### [Task instructions]
Report, word for word, every line of the material that contains "color".

### [Provided information]
====

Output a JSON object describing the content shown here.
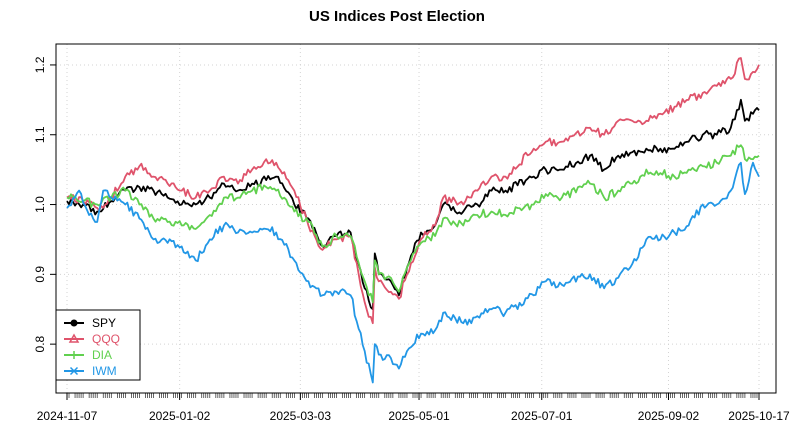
{
  "chart_data": {
    "type": "line",
    "title": "US Indices Post Election",
    "xlabel": "",
    "ylabel": "",
    "ylim": [
      0.73,
      1.23
    ],
    "grid": true,
    "legend_position": "bottom-left",
    "x_start": "2024-11-07",
    "x_end": "2025-10-17",
    "x_ticks": [
      "2024-11-07",
      "2025-01-02",
      "2025-03-03",
      "2025-05-01",
      "2025-07-01",
      "2025-09-02",
      "2025-10-17"
    ],
    "y_ticks": [
      0.8,
      0.9,
      1.0,
      1.1,
      1.2
    ],
    "y_tick_labels": [
      "0.8",
      "0.9",
      "1.0",
      "1.1",
      "1.2"
    ],
    "series": [
      {
        "name": "SPY",
        "color": "#000000",
        "marker": "circle",
        "points": [
          [
            "2024-11-07",
            1.005
          ],
          [
            "2024-11-15",
            1.0
          ],
          [
            "2024-11-22",
            0.99
          ],
          [
            "2024-11-29",
            1.005
          ],
          [
            "2024-12-06",
            1.02
          ],
          [
            "2024-12-13",
            1.025
          ],
          [
            "2024-12-20",
            1.02
          ],
          [
            "2024-12-27",
            1.01
          ],
          [
            "2025-01-03",
            1.0
          ],
          [
            "2025-01-10",
            1.0
          ],
          [
            "2025-01-17",
            1.01
          ],
          [
            "2025-01-24",
            1.03
          ],
          [
            "2025-01-31",
            1.02
          ],
          [
            "2025-02-07",
            1.03
          ],
          [
            "2025-02-14",
            1.035
          ],
          [
            "2025-02-19",
            1.04
          ],
          [
            "2025-02-28",
            1.0
          ],
          [
            "2025-03-07",
            0.98
          ],
          [
            "2025-03-14",
            0.94
          ],
          [
            "2025-03-21",
            0.955
          ],
          [
            "2025-03-28",
            0.96
          ],
          [
            "2025-04-04",
            0.88
          ],
          [
            "2025-04-08",
            0.85
          ],
          [
            "2025-04-09",
            0.93
          ],
          [
            "2025-04-11",
            0.9
          ],
          [
            "2025-04-17",
            0.89
          ],
          [
            "2025-04-21",
            0.87
          ],
          [
            "2025-04-25",
            0.91
          ],
          [
            "2025-05-02",
            0.96
          ],
          [
            "2025-05-09",
            0.97
          ],
          [
            "2025-05-13",
            1.0
          ],
          [
            "2025-05-23",
            0.99
          ],
          [
            "2025-05-30",
            1.0
          ],
          [
            "2025-06-06",
            1.02
          ],
          [
            "2025-06-13",
            1.02
          ],
          [
            "2025-06-27",
            1.04
          ],
          [
            "2025-07-03",
            1.05
          ],
          [
            "2025-07-11",
            1.05
          ],
          [
            "2025-07-25",
            1.07
          ],
          [
            "2025-08-01",
            1.05
          ],
          [
            "2025-08-08",
            1.07
          ],
          [
            "2025-08-15",
            1.075
          ],
          [
            "2025-08-22",
            1.08
          ],
          [
            "2025-08-29",
            1.08
          ],
          [
            "2025-09-05",
            1.08
          ],
          [
            "2025-09-12",
            1.09
          ],
          [
            "2025-09-19",
            1.1
          ],
          [
            "2025-09-26",
            1.1
          ],
          [
            "2025-10-03",
            1.11
          ],
          [
            "2025-10-08",
            1.15
          ],
          [
            "2025-10-10",
            1.12
          ],
          [
            "2025-10-14",
            1.13
          ],
          [
            "2025-10-17",
            1.135
          ]
        ]
      },
      {
        "name": "QQQ",
        "color": "#DF536B",
        "marker": "triangle",
        "points": [
          [
            "2024-11-07",
            1.01
          ],
          [
            "2024-11-15",
            1.005
          ],
          [
            "2024-11-22",
            0.995
          ],
          [
            "2024-11-29",
            1.01
          ],
          [
            "2024-12-06",
            1.04
          ],
          [
            "2024-12-13",
            1.055
          ],
          [
            "2024-12-20",
            1.04
          ],
          [
            "2024-12-27",
            1.03
          ],
          [
            "2025-01-03",
            1.02
          ],
          [
            "2025-01-10",
            1.01
          ],
          [
            "2025-01-17",
            1.02
          ],
          [
            "2025-01-24",
            1.04
          ],
          [
            "2025-01-31",
            1.03
          ],
          [
            "2025-02-07",
            1.05
          ],
          [
            "2025-02-14",
            1.065
          ],
          [
            "2025-02-19",
            1.06
          ],
          [
            "2025-02-28",
            1.02
          ],
          [
            "2025-03-07",
            0.97
          ],
          [
            "2025-03-14",
            0.935
          ],
          [
            "2025-03-21",
            0.95
          ],
          [
            "2025-03-28",
            0.955
          ],
          [
            "2025-04-04",
            0.86
          ],
          [
            "2025-04-08",
            0.83
          ],
          [
            "2025-04-09",
            0.91
          ],
          [
            "2025-04-11",
            0.89
          ],
          [
            "2025-04-17",
            0.875
          ],
          [
            "2025-04-21",
            0.865
          ],
          [
            "2025-04-25",
            0.9
          ],
          [
            "2025-05-02",
            0.95
          ],
          [
            "2025-05-09",
            0.97
          ],
          [
            "2025-05-13",
            1.01
          ],
          [
            "2025-05-23",
            1.0
          ],
          [
            "2025-05-30",
            1.02
          ],
          [
            "2025-06-06",
            1.04
          ],
          [
            "2025-06-13",
            1.04
          ],
          [
            "2025-06-27",
            1.08
          ],
          [
            "2025-07-03",
            1.09
          ],
          [
            "2025-07-11",
            1.09
          ],
          [
            "2025-07-25",
            1.11
          ],
          [
            "2025-08-01",
            1.1
          ],
          [
            "2025-08-08",
            1.12
          ],
          [
            "2025-08-15",
            1.12
          ],
          [
            "2025-08-22",
            1.12
          ],
          [
            "2025-08-29",
            1.13
          ],
          [
            "2025-09-05",
            1.14
          ],
          [
            "2025-09-12",
            1.15
          ],
          [
            "2025-09-19",
            1.16
          ],
          [
            "2025-09-26",
            1.17
          ],
          [
            "2025-10-03",
            1.18
          ],
          [
            "2025-10-08",
            1.21
          ],
          [
            "2025-10-10",
            1.18
          ],
          [
            "2025-10-14",
            1.19
          ],
          [
            "2025-10-17",
            1.2
          ]
        ]
      },
      {
        "name": "DIA",
        "color": "#61D04F",
        "marker": "plus",
        "points": [
          [
            "2024-11-07",
            1.01
          ],
          [
            "2024-11-15",
            1.005
          ],
          [
            "2024-11-22",
            1.0
          ],
          [
            "2024-11-29",
            1.01
          ],
          [
            "2024-12-06",
            1.02
          ],
          [
            "2024-12-13",
            1.0
          ],
          [
            "2024-12-20",
            0.98
          ],
          [
            "2024-12-27",
            0.975
          ],
          [
            "2025-01-03",
            0.97
          ],
          [
            "2025-01-10",
            0.965
          ],
          [
            "2025-01-17",
            0.985
          ],
          [
            "2025-01-24",
            1.01
          ],
          [
            "2025-01-31",
            1.01
          ],
          [
            "2025-02-07",
            1.02
          ],
          [
            "2025-02-14",
            1.025
          ],
          [
            "2025-02-19",
            1.02
          ],
          [
            "2025-02-28",
            0.99
          ],
          [
            "2025-03-07",
            0.975
          ],
          [
            "2025-03-14",
            0.94
          ],
          [
            "2025-03-21",
            0.955
          ],
          [
            "2025-03-28",
            0.955
          ],
          [
            "2025-04-04",
            0.89
          ],
          [
            "2025-04-08",
            0.86
          ],
          [
            "2025-04-09",
            0.92
          ],
          [
            "2025-04-11",
            0.9
          ],
          [
            "2025-04-17",
            0.895
          ],
          [
            "2025-04-21",
            0.875
          ],
          [
            "2025-04-25",
            0.91
          ],
          [
            "2025-05-02",
            0.945
          ],
          [
            "2025-05-09",
            0.955
          ],
          [
            "2025-05-13",
            0.98
          ],
          [
            "2025-05-23",
            0.97
          ],
          [
            "2025-05-30",
            0.985
          ],
          [
            "2025-06-06",
            0.99
          ],
          [
            "2025-06-13",
            0.985
          ],
          [
            "2025-06-27",
            1.0
          ],
          [
            "2025-07-03",
            1.015
          ],
          [
            "2025-07-11",
            1.01
          ],
          [
            "2025-07-25",
            1.03
          ],
          [
            "2025-08-01",
            1.01
          ],
          [
            "2025-08-08",
            1.02
          ],
          [
            "2025-08-15",
            1.03
          ],
          [
            "2025-08-22",
            1.05
          ],
          [
            "2025-08-29",
            1.045
          ],
          [
            "2025-09-05",
            1.04
          ],
          [
            "2025-09-12",
            1.05
          ],
          [
            "2025-09-19",
            1.055
          ],
          [
            "2025-09-26",
            1.06
          ],
          [
            "2025-10-03",
            1.07
          ],
          [
            "2025-10-08",
            1.085
          ],
          [
            "2025-10-10",
            1.065
          ],
          [
            "2025-10-14",
            1.065
          ],
          [
            "2025-10-17",
            1.07
          ]
        ]
      },
      {
        "name": "IWM",
        "color": "#2297E6",
        "marker": "cross",
        "points": [
          [
            "2024-11-07",
            0.995
          ],
          [
            "2024-11-13",
            1.02
          ],
          [
            "2024-11-18",
            0.985
          ],
          [
            "2024-11-22",
            0.975
          ],
          [
            "2024-11-25",
            1.02
          ],
          [
            "2024-11-29",
            1.01
          ],
          [
            "2024-12-06",
            1.0
          ],
          [
            "2024-12-13",
            0.98
          ],
          [
            "2024-12-20",
            0.95
          ],
          [
            "2024-12-27",
            0.945
          ],
          [
            "2025-01-03",
            0.94
          ],
          [
            "2025-01-10",
            0.92
          ],
          [
            "2025-01-17",
            0.95
          ],
          [
            "2025-01-24",
            0.97
          ],
          [
            "2025-01-31",
            0.96
          ],
          [
            "2025-02-07",
            0.96
          ],
          [
            "2025-02-14",
            0.965
          ],
          [
            "2025-02-19",
            0.96
          ],
          [
            "2025-02-28",
            0.92
          ],
          [
            "2025-03-07",
            0.89
          ],
          [
            "2025-03-14",
            0.87
          ],
          [
            "2025-03-21",
            0.875
          ],
          [
            "2025-03-28",
            0.87
          ],
          [
            "2025-04-04",
            0.79
          ],
          [
            "2025-04-08",
            0.745
          ],
          [
            "2025-04-09",
            0.8
          ],
          [
            "2025-04-11",
            0.785
          ],
          [
            "2025-04-17",
            0.78
          ],
          [
            "2025-04-21",
            0.765
          ],
          [
            "2025-04-25",
            0.79
          ],
          [
            "2025-05-02",
            0.815
          ],
          [
            "2025-05-09",
            0.82
          ],
          [
            "2025-05-13",
            0.845
          ],
          [
            "2025-05-23",
            0.83
          ],
          [
            "2025-05-30",
            0.84
          ],
          [
            "2025-06-06",
            0.85
          ],
          [
            "2025-06-13",
            0.845
          ],
          [
            "2025-06-27",
            0.87
          ],
          [
            "2025-07-03",
            0.89
          ],
          [
            "2025-07-11",
            0.885
          ],
          [
            "2025-07-25",
            0.9
          ],
          [
            "2025-08-01",
            0.88
          ],
          [
            "2025-08-08",
            0.895
          ],
          [
            "2025-08-15",
            0.915
          ],
          [
            "2025-08-22",
            0.95
          ],
          [
            "2025-08-29",
            0.95
          ],
          [
            "2025-09-05",
            0.96
          ],
          [
            "2025-09-12",
            0.97
          ],
          [
            "2025-09-19",
            1.0
          ],
          [
            "2025-09-26",
            1.0
          ],
          [
            "2025-10-03",
            1.02
          ],
          [
            "2025-10-08",
            1.06
          ],
          [
            "2025-10-10",
            1.015
          ],
          [
            "2025-10-14",
            1.06
          ],
          [
            "2025-10-17",
            1.04
          ]
        ]
      }
    ]
  }
}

====

### [Solution for this problem]
        "color": "#000000",
        "color": "#DF536B",
        "color": "#61D04F",
        "color": "#2297E6",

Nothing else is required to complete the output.